## Task to carry out
Copy everything in the listing below word for word, apart from any images.

-- START Exercise material --

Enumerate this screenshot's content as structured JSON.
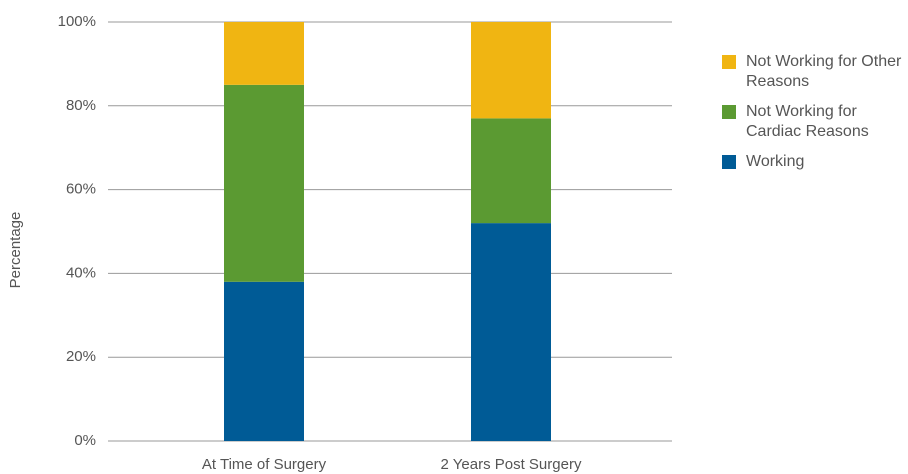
{
  "chart_data": {
    "type": "stacked_bar",
    "y_label": "Percentage",
    "categories": [
      "At Time of Surgery",
      "2 Years Post Surgery"
    ],
    "series": [
      {
        "name": "Working",
        "color": "#005b96",
        "values": [
          38,
          52
        ]
      },
      {
        "name": "Not Working for Cardiac Reasons",
        "color": "#5b9a32",
        "values": [
          47,
          25
        ]
      },
      {
        "name": "Not Working for Other Reasons",
        "color": "#f0b512",
        "values": [
          15,
          23
        ]
      }
    ],
    "ylim": [
      0,
      100
    ],
    "yticks": [
      {
        "value": 0,
        "label": "0%"
      },
      {
        "value": 20,
        "label": "20%"
      },
      {
        "value": 40,
        "label": "40%"
      },
      {
        "value": 60,
        "label": "60%"
      },
      {
        "value": 80,
        "label": "80%"
      },
      {
        "value": 100,
        "label": "100%"
      }
    ],
    "grid": true,
    "legend": "right"
  }
}
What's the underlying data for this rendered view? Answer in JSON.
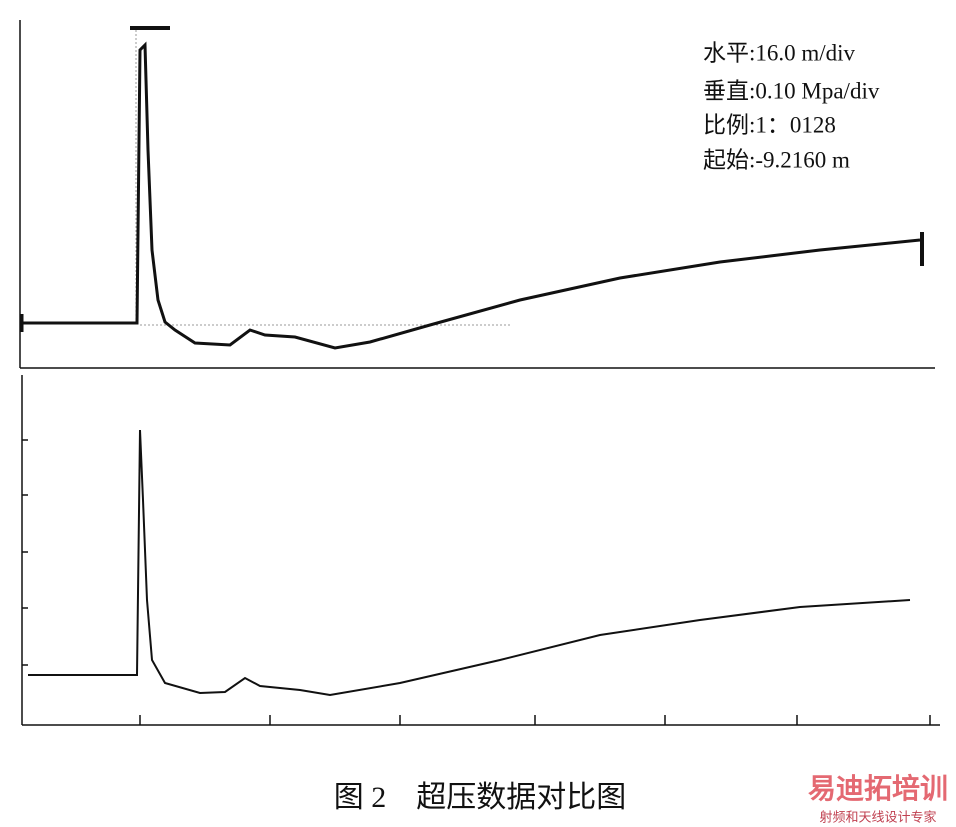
{
  "figure": {
    "annotations": [
      "水平:16.0 m/div",
      "垂直:0.10 Mpa/div",
      "比例:1：0128",
      "起始:-9.2160 m"
    ],
    "caption": "图 2　超压数据对比图"
  },
  "watermark": {
    "title": "易迪拓培训",
    "subtitle": "射频和天线设计专家"
  }
}
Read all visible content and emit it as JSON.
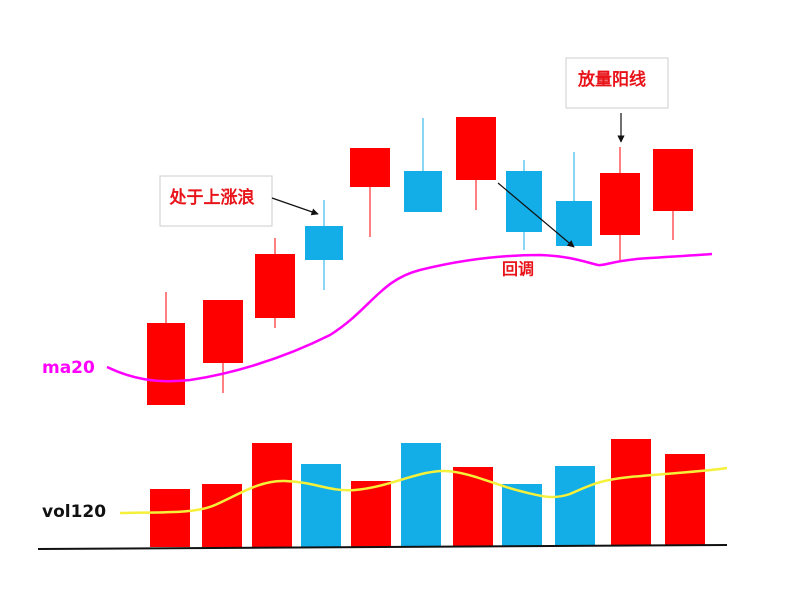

-- END Exercise material --

## Complete answer
Enumerate this screenshot's content as structured JSON.
{
  "chart_data": {
    "type": "stacked_bar",
    "y_label": "Percentage",
    "categories": [
      "At Time of Surgery",
      "2 Years Post Surgery"
    ],
    "series": [
      {
        "name": "Working",
        "color": "#005b96",
        "values": [
          38,
          52
        ]
      },
      {
        "name": "Not Working for Cardiac Reasons",
        "color": "#5b9a32",
        "values": [
          47,
          25
        ]
      },
      {
        "name": "Not Working for Other Reasons",
        "color": "#f0b512",
        "values": [
          15,
          23
        ]
      }
    ],
    "ylim": [
      0,
      100
    ],
    "yticks": [
      {
        "value": 0,
        "label": "0%"
      },
      {
        "value": 20,
        "label": "20%"
      },
      {
        "value": 40,
        "label": "40%"
      },
      {
        "value": 60,
        "label": "60%"
      },
      {
        "value": 80,
        "label": "80%"
      },
      {
        "value": 100,
        "label": "100%"
      }
    ],
    "grid": true,
    "legend": "right"
  }
}
What's the underlying data for this rendered view? Answer in JSON.
{
  "figure": {
    "annotations": [
      "水平:16.0 m/div",
      "垂直:0.10 Mpa/div",
      "比例:1：0128",
      "起始:-9.2160 m"
    ],
    "caption": "图 2　超压数据对比图"
  },
  "watermark": {
    "title": "易迪拓培训",
    "subtitle": "射频和天线设计专家"
  }
}
Read all visible content and emit it as JSON.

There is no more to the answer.